• **Goal**: Can you transcribe every line exactly and leave the pictures behind?

• **Provided records**:
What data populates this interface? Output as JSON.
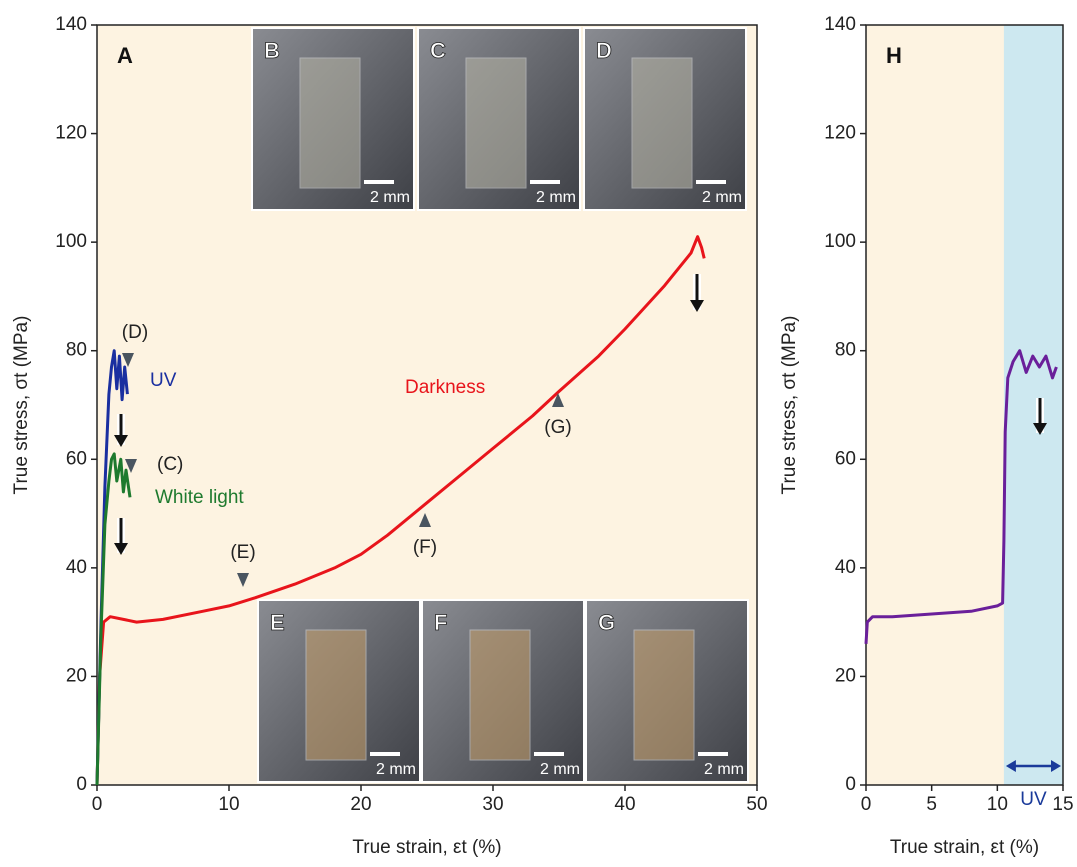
{
  "chart_data": [
    {
      "type": "line",
      "panel_label": "A",
      "xlabel": "True strain, εt (%)",
      "ylabel": "True stress, σt (MPa)",
      "xlim": [
        0,
        50
      ],
      "ylim": [
        0,
        140
      ],
      "xticks": [
        0,
        10,
        20,
        30,
        40,
        50
      ],
      "yticks": [
        0,
        20,
        40,
        60,
        80,
        100,
        120,
        140
      ],
      "background": "#fdf3e1",
      "series": [
        {
          "name": "Darkness",
          "color": "#e8141b",
          "x": [
            0,
            0.2,
            0.5,
            1,
            2,
            3,
            5,
            8,
            10,
            12,
            15,
            18,
            20,
            22,
            25,
            28,
            30,
            33,
            35,
            38,
            40,
            43,
            45,
            45.5,
            45.8,
            46
          ],
          "values": [
            0,
            20,
            30,
            31,
            30.5,
            30,
            30.5,
            32,
            33,
            34.5,
            37,
            40,
            42.5,
            46,
            52,
            58,
            62,
            68,
            72.5,
            79,
            84,
            92,
            98,
            101,
            99,
            97
          ]
        },
        {
          "name": "UV",
          "color": "#1a2fa0",
          "x": [
            0,
            0.3,
            0.6,
            0.9,
            1.1,
            1.3,
            1.5,
            1.7,
            1.9,
            2.1,
            2.3
          ],
          "values": [
            0,
            30,
            55,
            72,
            77,
            80,
            73,
            79,
            71,
            77,
            72
          ]
        },
        {
          "name": "White light",
          "color": "#1e7a2e",
          "x": [
            0,
            0.3,
            0.6,
            0.9,
            1.1,
            1.3,
            1.5,
            1.8,
            2.0,
            2.2,
            2.5
          ],
          "values": [
            0,
            28,
            48,
            56,
            60,
            61,
            56,
            60,
            54,
            58,
            53
          ]
        }
      ],
      "markers": [
        "(D)",
        "(C)",
        "(E)",
        "(F)",
        "(G)"
      ],
      "insets": [
        {
          "label": "B",
          "scale": "2 mm"
        },
        {
          "label": "C",
          "scale": "2 mm"
        },
        {
          "label": "D",
          "scale": "2 mm"
        },
        {
          "label": "E",
          "scale": "2 mm"
        },
        {
          "label": "F",
          "scale": "2 mm"
        },
        {
          "label": "G",
          "scale": "2 mm"
        }
      ]
    },
    {
      "type": "line",
      "panel_label": "H",
      "xlabel": "True strain, εt (%)",
      "ylabel": "True stress, σt (MPa)",
      "xlim": [
        0,
        15
      ],
      "ylim": [
        0,
        140
      ],
      "xticks": [
        0,
        5,
        10,
        15
      ],
      "yticks": [
        0,
        20,
        40,
        60,
        80,
        100,
        120,
        140
      ],
      "background": "#fdf3e1",
      "shaded_region": {
        "xlim": [
          10.5,
          15
        ],
        "label": "UV",
        "color": "#cde8f0"
      },
      "series": [
        {
          "color": "#6a1f9a",
          "x": [
            0,
            0.1,
            0.5,
            2,
            5,
            8,
            10,
            10.4,
            10.5,
            10.6,
            10.8,
            11.2,
            11.7,
            12.2,
            12.7,
            13.2,
            13.7,
            14.2,
            14.5
          ],
          "values": [
            26,
            30,
            31,
            31,
            31.5,
            32,
            33,
            33.5,
            45,
            65,
            75,
            78,
            80,
            76,
            79,
            77,
            79,
            75,
            77
          ]
        }
      ]
    }
  ]
}
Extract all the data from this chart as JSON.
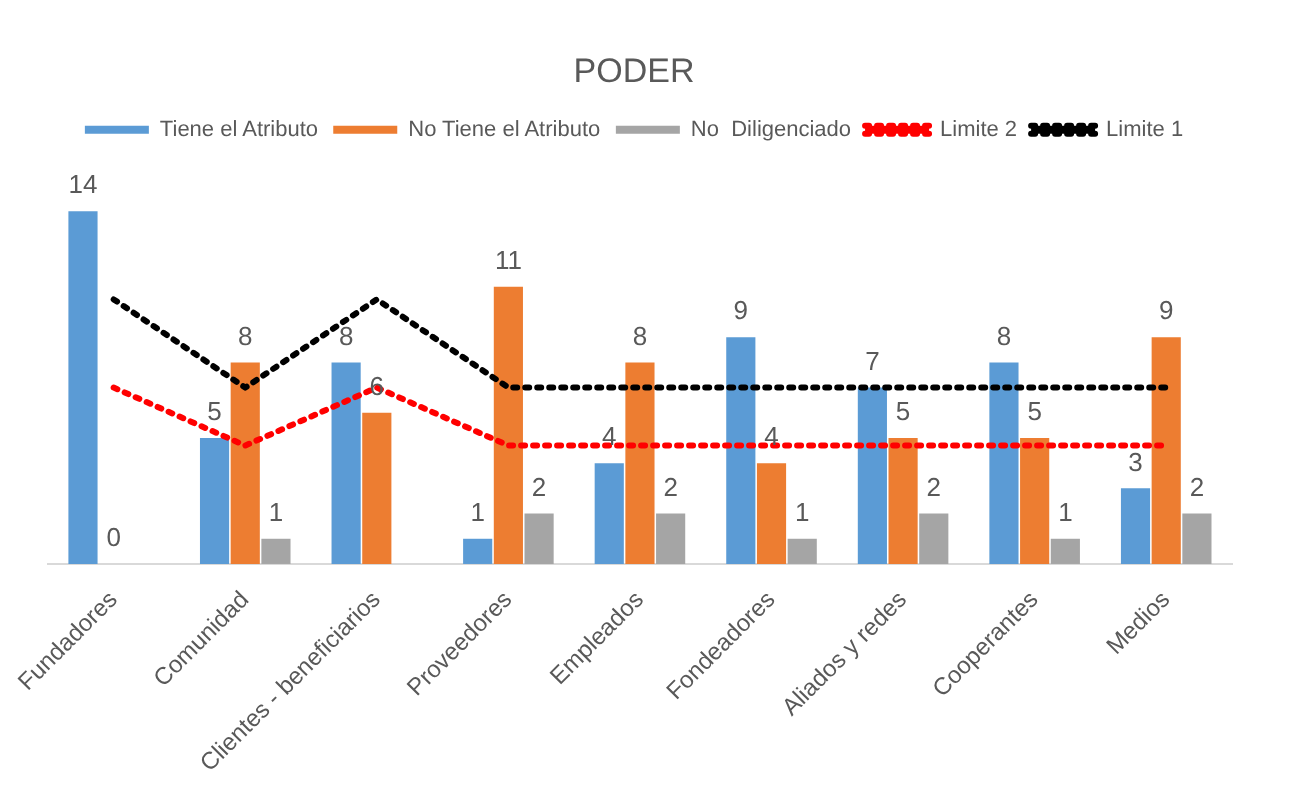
{
  "chart_data": {
    "type": "bar",
    "title": "PODER",
    "categories": [
      "Fundadores",
      "Comunidad",
      "Clientes - beneficiarios",
      "Proveedores",
      "Empleados",
      "Fondeadores",
      "Aliados y redes",
      "Cooperantes",
      "Medios"
    ],
    "series": [
      {
        "name": "Tiene el Atributo",
        "color": "#5b9bd5",
        "values": [
          14,
          5,
          8,
          1,
          4,
          9,
          7,
          8,
          3
        ],
        "value_labels": [
          "14",
          "5",
          "8",
          "1",
          "4",
          "9",
          "7",
          "8",
          "3"
        ]
      },
      {
        "name": "No Tiene el Atributo",
        "color": "#ed7d31",
        "values": [
          0,
          8,
          6,
          11,
          8,
          4,
          5,
          5,
          9
        ],
        "value_labels": [
          "0",
          "8",
          "6",
          "11",
          "8",
          "4",
          "5",
          "5",
          "9"
        ]
      },
      {
        "name": "No  Diligenciado",
        "color": "#a5a5a5",
        "values": [
          null,
          1,
          null,
          2,
          2,
          1,
          2,
          1,
          2
        ],
        "value_labels": [
          null,
          "1",
          null,
          "2",
          "2",
          "1",
          "2",
          "1",
          "2"
        ]
      },
      {
        "name": "Limite 2",
        "type": "line",
        "color": "#ff0000",
        "line_style": "dotted",
        "marker": "none",
        "values": [
          7,
          4.7,
          7,
          4.7,
          4.7,
          4.7,
          4.7,
          4.7,
          4.7
        ]
      },
      {
        "name": "Limite 1",
        "type": "line",
        "color": "#000000",
        "line_style": "dotted",
        "marker": "none",
        "values": [
          10.5,
          7,
          10.5,
          7,
          7,
          7,
          7,
          7,
          7
        ]
      }
    ],
    "legend": "top"
  }
}
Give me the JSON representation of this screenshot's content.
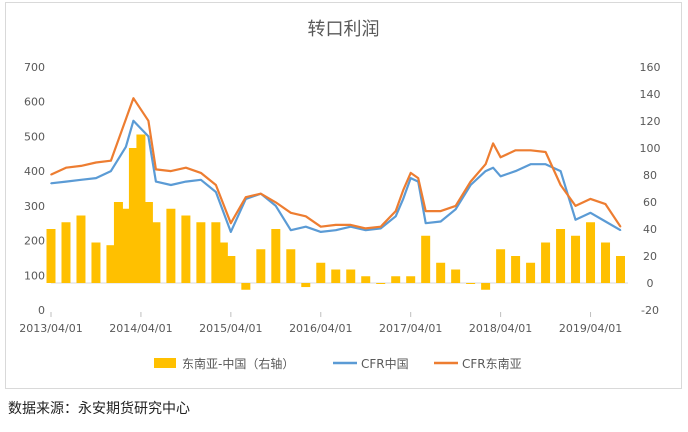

• **Written solution**:
What data populates this interface? Output as JSON.
{
  "chart_data": [
    {
      "type": "line",
      "panel_label": "A",
      "xlabel": "True strain, εt (%)",
      "ylabel": "True stress, σt (MPa)",
      "xlim": [
        0,
        50
      ],
      "ylim": [
        0,
        140
      ],
      "xticks": [
        0,
        10,
        20,
        30,
        40,
        50
      ],
      "yticks": [
        0,
        20,
        40,
        60,
        80,
        100,
        120,
        140
      ],
      "background": "#fdf3e1",
      "series": [
        {
          "name": "Darkness",
          "color": "#e8141b",
          "x": [
            0,
            0.2,
            0.5,
            1,
            2,
            3,
            5,
            8,
            10,
            12,
            15,
            18,
            20,
            22,
            25,
            28,
            30,
            33,
            35,
            38,
            40,
            43,
            45,
            45.5,
            45.8,
            46
          ],
          "values": [
            0,
            20,
            30,
            31,
            30.5,
            30,
            30.5,
            32,
            33,
            34.5,
            37,
            40,
            42.5,
            46,
            52,
            58,
            62,
            68,
            72.5,
            79,
            84,
            92,
            98,
            101,
            99,
            97
          ]
        },
        {
          "name": "UV",
          "color": "#1a2fa0",
          "x": [
            0,
            0.3,
            0.6,
            0.9,
            1.1,
            1.3,
            1.5,
            1.7,
            1.9,
            2.1,
            2.3
          ],
          "values": [
            0,
            30,
            55,
            72,
            77,
            80,
            73,
            79,
            71,
            77,
            72
          ]
        },
        {
          "name": "White light",
          "color": "#1e7a2e",
          "x": [
            0,
            0.3,
            0.6,
            0.9,
            1.1,
            1.3,
            1.5,
            1.8,
            2.0,
            2.2,
            2.5
          ],
          "values": [
            0,
            28,
            48,
            56,
            60,
            61,
            56,
            60,
            54,
            58,
            53
          ]
        }
      ],
      "markers": [
        "(D)",
        "(C)",
        "(E)",
        "(F)",
        "(G)"
      ],
      "insets": [
        {
          "label": "B",
          "scale": "2 mm"
        },
        {
          "label": "C",
          "scale": "2 mm"
        },
        {
          "label": "D",
          "scale": "2 mm"
        },
        {
          "label": "E",
          "scale": "2 mm"
        },
        {
          "label": "F",
          "scale": "2 mm"
        },
        {
          "label": "G",
          "scale": "2 mm"
        }
      ]
    },
    {
      "type": "line",
      "panel_label": "H",
      "xlabel": "True strain, εt (%)",
      "ylabel": "True stress, σt (MPa)",
      "xlim": [
        0,
        15
      ],
      "ylim": [
        0,
        140
      ],
      "xticks": [
        0,
        5,
        10,
        15
      ],
      "yticks": [
        0,
        20,
        40,
        60,
        80,
        100,
        120,
        140
      ],
      "background": "#fdf3e1",
      "shaded_region": {
        "xlim": [
          10.5,
          15
        ],
        "label": "UV",
        "color": "#cde8f0"
      },
      "series": [
        {
          "color": "#6a1f9a",
          "x": [
            0,
            0.1,
            0.5,
            2,
            5,
            8,
            10,
            10.4,
            10.5,
            10.6,
            10.8,
            11.2,
            11.7,
            12.2,
            12.7,
            13.2,
            13.7,
            14.2,
            14.5
          ],
          "values": [
            26,
            30,
            31,
            31,
            31.5,
            32,
            33,
            33.5,
            45,
            65,
            75,
            78,
            80,
            76,
            79,
            77,
            79,
            75,
            77
          ]
        }
      ]
    }
  ]
}
Extract all the data from this chart as JSON.
{
  "chart_data": {
    "type": "bar",
    "title": "PODER",
    "categories": [
      "Fundadores",
      "Comunidad",
      "Clientes - beneficiarios",
      "Proveedores",
      "Empleados",
      "Fondeadores",
      "Aliados y redes",
      "Cooperantes",
      "Medios"
    ],
    "series": [
      {
        "name": "Tiene el Atributo",
        "color": "#5b9bd5",
        "values": [
          14,
          5,
          8,
          1,
          4,
          9,
          7,
          8,
          3
        ],
        "value_labels": [
          "14",
          "5",
          "8",
          "1",
          "4",
          "9",
          "7",
          "8",
          "3"
        ]
      },
      {
        "name": "No Tiene el Atributo",
        "color": "#ed7d31",
        "values": [
          0,
          8,
          6,
          11,
          8,
          4,
          5,
          5,
          9
        ],
        "value_labels": [
          "0",
          "8",
          "6",
          "11",
          "8",
          "4",
          "5",
          "5",
          "9"
        ]
      },
      {
        "name": "No  Diligenciado",
        "color": "#a5a5a5",
        "values": [
          null,
          1,
          null,
          2,
          2,
          1,
          2,
          1,
          2
        ],
        "value_labels": [
          null,
          "1",
          null,
          "2",
          "2",
          "1",
          "2",
          "1",
          "2"
        ]
      },
      {
        "name": "Limite 2",
        "type": "line",
        "color": "#ff0000",
        "line_style": "dotted",
        "marker": "none",
        "values": [
          7,
          4.7,
          7,
          4.7,
          4.7,
          4.7,
          4.7,
          4.7,
          4.7
        ]
      },
      {
        "name": "Limite 1",
        "type": "line",
        "color": "#000000",
        "line_style": "dotted",
        "marker": "none",
        "values": [
          10.5,
          7,
          10.5,
          7,
          7,
          7,
          7,
          7,
          7
        ]
      }
    ],
    "legend": "top"
  }
}
Give me the JSON representation of this screenshot's content.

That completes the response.